▼
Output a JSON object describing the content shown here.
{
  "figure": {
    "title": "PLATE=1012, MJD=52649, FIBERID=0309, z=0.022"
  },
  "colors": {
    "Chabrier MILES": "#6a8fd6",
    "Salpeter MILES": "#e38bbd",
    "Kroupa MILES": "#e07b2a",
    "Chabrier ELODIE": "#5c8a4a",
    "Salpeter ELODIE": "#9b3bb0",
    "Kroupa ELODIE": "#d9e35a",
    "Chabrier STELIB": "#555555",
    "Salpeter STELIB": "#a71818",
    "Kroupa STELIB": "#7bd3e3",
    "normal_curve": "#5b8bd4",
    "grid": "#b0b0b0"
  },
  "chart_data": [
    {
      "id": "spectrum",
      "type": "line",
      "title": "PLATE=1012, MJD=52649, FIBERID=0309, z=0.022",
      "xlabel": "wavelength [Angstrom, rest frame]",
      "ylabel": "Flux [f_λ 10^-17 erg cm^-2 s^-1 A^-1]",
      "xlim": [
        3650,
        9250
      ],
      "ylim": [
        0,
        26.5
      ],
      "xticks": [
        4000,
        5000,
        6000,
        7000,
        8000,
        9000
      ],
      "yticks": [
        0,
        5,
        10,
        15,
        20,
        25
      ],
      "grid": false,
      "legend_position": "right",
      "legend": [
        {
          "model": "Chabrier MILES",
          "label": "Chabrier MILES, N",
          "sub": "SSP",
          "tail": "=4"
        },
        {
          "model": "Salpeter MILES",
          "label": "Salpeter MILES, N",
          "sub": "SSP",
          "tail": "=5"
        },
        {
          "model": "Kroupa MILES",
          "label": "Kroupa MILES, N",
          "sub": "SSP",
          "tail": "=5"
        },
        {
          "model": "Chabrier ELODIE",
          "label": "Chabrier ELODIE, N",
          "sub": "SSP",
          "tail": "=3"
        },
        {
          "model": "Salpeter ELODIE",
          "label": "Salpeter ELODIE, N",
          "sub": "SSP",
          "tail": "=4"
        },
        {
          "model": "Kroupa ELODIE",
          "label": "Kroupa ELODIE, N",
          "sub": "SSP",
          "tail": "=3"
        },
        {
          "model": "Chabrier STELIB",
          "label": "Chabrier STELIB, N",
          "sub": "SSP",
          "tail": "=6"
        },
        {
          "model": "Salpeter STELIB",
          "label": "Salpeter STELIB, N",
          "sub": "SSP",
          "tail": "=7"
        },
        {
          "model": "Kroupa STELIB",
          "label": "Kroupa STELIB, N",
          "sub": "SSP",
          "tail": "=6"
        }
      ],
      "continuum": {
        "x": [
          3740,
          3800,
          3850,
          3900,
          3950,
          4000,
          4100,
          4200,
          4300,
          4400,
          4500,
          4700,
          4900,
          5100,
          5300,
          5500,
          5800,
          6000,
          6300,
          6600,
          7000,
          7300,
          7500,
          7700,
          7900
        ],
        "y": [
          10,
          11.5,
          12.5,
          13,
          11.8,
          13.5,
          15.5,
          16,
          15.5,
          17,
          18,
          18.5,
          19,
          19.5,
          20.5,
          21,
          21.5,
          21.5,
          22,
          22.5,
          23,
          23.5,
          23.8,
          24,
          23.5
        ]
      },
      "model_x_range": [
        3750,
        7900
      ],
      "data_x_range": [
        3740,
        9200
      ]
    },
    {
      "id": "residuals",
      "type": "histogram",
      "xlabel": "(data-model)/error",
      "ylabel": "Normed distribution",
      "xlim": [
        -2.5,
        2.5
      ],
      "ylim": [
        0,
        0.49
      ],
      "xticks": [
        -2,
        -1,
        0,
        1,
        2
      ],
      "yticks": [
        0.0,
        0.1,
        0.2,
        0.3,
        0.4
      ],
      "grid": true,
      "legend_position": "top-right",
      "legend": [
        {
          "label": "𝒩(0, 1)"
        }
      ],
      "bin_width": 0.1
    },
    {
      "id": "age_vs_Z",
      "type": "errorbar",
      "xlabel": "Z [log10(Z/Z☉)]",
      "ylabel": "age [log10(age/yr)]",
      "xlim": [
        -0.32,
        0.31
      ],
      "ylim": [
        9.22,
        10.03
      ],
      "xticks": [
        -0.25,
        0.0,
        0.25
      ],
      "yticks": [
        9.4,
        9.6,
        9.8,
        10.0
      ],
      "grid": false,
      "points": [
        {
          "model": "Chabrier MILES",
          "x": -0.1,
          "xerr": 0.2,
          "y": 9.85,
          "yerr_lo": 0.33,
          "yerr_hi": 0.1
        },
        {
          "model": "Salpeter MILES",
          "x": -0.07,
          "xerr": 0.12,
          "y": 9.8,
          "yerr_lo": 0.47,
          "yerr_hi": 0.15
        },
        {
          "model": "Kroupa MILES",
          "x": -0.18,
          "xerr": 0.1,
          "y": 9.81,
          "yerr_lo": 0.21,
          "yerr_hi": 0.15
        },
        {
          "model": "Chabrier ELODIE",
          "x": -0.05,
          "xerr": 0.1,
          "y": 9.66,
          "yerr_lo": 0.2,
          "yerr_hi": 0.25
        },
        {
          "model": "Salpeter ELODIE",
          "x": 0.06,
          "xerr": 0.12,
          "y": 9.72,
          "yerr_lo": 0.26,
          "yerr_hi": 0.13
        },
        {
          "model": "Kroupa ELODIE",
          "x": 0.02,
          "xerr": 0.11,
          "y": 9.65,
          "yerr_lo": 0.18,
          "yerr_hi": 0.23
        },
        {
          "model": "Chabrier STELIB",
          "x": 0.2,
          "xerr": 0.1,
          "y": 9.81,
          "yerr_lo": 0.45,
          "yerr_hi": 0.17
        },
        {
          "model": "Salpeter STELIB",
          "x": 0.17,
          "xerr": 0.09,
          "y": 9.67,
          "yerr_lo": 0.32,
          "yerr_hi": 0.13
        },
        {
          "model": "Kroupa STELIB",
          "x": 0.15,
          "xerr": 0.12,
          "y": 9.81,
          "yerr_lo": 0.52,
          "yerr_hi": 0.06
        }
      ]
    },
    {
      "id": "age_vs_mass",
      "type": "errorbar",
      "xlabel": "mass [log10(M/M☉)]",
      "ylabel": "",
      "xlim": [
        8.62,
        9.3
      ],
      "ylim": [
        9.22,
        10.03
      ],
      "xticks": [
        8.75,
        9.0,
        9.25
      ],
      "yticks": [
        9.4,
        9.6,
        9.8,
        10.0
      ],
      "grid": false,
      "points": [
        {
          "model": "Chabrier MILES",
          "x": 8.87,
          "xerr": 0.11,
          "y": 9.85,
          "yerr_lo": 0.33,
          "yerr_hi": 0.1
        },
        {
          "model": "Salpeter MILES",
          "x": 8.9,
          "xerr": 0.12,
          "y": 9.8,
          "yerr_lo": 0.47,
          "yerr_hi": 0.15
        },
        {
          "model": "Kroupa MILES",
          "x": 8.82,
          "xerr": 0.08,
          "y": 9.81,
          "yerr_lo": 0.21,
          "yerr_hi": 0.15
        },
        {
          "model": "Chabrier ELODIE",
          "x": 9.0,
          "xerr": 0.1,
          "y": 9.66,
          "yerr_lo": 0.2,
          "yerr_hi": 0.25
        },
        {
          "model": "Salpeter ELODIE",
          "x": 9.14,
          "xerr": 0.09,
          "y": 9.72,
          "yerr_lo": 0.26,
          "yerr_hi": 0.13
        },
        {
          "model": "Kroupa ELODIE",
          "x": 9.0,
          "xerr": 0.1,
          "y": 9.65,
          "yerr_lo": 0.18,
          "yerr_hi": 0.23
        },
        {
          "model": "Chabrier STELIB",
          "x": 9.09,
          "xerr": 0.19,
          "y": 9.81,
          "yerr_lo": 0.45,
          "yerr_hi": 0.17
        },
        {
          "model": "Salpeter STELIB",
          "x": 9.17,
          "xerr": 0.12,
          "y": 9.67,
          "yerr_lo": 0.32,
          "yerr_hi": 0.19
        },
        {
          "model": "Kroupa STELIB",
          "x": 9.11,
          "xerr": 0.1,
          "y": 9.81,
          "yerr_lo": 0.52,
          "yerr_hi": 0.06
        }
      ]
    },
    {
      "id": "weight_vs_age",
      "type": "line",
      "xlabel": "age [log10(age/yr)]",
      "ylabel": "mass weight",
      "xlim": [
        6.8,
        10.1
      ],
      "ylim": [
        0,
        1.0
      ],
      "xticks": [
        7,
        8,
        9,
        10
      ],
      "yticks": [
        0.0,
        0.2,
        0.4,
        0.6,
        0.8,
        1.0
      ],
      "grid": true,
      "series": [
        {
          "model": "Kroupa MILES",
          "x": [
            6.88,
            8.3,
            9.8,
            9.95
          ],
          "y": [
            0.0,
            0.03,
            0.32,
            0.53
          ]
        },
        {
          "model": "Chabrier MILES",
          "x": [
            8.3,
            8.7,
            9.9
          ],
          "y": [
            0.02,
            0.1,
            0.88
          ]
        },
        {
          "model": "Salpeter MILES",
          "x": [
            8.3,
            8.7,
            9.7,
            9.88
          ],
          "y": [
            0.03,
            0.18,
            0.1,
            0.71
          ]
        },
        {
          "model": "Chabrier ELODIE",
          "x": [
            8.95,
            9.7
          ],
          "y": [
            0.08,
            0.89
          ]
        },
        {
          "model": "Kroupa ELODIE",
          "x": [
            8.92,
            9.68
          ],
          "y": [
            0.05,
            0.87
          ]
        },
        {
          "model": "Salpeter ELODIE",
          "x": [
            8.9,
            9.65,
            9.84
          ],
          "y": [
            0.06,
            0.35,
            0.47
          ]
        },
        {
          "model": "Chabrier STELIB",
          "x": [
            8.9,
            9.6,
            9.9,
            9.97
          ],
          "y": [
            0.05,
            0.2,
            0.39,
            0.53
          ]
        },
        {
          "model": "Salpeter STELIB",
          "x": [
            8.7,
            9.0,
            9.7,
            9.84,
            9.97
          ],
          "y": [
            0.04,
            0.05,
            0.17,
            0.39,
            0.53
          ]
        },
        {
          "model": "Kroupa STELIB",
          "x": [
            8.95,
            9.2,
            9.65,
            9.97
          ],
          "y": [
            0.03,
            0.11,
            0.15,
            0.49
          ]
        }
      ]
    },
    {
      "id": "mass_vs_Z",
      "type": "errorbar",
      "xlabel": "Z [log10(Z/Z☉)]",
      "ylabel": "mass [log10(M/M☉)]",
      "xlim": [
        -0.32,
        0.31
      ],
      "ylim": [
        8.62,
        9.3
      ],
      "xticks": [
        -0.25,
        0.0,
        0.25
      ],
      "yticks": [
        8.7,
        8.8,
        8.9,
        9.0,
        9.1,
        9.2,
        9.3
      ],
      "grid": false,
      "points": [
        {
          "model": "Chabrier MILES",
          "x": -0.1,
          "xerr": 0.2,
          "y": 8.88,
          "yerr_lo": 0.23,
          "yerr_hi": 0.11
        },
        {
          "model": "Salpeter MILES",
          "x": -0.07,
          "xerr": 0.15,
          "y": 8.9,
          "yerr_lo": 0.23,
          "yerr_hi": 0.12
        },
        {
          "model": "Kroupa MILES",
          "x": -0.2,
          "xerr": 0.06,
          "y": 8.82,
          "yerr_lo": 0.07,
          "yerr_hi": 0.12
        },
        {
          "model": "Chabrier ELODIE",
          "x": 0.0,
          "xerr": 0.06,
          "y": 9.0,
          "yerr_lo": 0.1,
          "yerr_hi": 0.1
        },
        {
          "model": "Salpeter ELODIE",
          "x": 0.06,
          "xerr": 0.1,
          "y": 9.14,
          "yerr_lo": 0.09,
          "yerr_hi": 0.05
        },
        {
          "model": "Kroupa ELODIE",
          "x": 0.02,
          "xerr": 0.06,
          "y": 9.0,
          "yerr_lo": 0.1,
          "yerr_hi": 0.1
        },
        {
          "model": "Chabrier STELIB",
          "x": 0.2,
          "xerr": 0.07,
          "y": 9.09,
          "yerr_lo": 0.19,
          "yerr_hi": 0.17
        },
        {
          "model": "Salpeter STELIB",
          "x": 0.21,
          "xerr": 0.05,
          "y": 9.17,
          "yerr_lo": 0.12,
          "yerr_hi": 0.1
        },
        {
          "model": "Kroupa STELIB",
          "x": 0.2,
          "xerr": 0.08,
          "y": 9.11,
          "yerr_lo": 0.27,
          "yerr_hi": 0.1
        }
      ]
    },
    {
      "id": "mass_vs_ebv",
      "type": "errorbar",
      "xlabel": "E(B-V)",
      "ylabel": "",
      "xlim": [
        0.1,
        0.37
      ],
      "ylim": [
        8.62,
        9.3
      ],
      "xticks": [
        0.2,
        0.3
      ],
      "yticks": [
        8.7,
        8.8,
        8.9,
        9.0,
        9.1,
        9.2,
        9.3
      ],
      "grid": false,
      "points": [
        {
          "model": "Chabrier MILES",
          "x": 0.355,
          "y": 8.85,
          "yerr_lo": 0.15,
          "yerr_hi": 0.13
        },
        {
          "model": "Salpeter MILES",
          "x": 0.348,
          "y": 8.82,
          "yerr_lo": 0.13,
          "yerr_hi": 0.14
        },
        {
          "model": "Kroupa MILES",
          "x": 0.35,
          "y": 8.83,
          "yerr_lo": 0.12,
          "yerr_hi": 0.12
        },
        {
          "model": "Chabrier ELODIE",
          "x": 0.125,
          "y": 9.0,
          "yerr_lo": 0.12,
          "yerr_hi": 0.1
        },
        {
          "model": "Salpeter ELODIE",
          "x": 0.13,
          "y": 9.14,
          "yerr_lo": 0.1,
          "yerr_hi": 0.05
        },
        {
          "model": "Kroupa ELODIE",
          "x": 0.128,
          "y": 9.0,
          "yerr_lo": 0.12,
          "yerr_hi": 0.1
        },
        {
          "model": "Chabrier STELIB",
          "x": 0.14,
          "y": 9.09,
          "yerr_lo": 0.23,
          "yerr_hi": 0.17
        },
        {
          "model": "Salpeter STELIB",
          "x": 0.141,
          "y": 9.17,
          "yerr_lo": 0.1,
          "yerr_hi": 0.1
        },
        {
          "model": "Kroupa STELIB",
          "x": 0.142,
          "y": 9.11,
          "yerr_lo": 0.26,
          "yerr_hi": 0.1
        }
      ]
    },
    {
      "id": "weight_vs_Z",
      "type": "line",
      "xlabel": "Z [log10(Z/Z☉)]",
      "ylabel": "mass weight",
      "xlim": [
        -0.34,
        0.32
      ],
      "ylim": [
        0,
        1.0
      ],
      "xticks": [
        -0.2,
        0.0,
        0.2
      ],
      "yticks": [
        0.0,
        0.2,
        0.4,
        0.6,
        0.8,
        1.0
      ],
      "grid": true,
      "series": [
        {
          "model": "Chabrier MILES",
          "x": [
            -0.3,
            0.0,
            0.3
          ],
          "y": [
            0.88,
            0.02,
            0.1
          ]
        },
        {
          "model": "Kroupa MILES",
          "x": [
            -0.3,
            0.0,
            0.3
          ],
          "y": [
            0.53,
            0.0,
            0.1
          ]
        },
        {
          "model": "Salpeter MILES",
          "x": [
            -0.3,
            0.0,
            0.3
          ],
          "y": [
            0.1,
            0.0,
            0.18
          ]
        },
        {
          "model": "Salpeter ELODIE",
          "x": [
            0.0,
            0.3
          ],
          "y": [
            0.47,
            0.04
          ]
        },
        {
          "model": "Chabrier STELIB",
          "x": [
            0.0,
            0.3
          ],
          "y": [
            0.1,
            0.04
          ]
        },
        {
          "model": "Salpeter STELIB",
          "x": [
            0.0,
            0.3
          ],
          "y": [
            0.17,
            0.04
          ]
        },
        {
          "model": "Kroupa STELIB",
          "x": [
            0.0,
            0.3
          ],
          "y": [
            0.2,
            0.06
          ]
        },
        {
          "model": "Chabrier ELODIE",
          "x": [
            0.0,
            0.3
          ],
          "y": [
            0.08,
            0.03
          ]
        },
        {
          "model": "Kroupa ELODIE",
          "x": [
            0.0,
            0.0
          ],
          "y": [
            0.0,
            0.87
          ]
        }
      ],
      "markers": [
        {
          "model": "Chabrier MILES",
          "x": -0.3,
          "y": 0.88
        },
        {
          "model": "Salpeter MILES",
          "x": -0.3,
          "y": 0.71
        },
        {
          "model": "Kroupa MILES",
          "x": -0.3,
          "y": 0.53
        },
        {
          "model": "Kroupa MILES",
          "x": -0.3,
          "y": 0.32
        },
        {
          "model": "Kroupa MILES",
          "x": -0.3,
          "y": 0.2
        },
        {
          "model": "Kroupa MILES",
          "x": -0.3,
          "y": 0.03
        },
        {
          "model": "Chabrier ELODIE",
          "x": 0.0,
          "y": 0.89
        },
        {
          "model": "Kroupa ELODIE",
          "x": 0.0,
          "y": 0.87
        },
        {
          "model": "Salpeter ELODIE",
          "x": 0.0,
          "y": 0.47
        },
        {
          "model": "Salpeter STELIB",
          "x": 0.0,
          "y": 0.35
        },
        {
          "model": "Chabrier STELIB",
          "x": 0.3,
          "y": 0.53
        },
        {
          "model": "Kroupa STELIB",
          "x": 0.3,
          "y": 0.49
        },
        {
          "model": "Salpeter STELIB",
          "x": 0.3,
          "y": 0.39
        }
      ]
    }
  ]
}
▲
### Given problem
Where a line in the entries holds "title", copy that line.

### Written solution
    "title": "PLATE=1012, MJD=52649, FIBERID=0309, z=0.022"
      "title": "PLATE=1012, MJD=52649, FIBERID=0309, z=0.022",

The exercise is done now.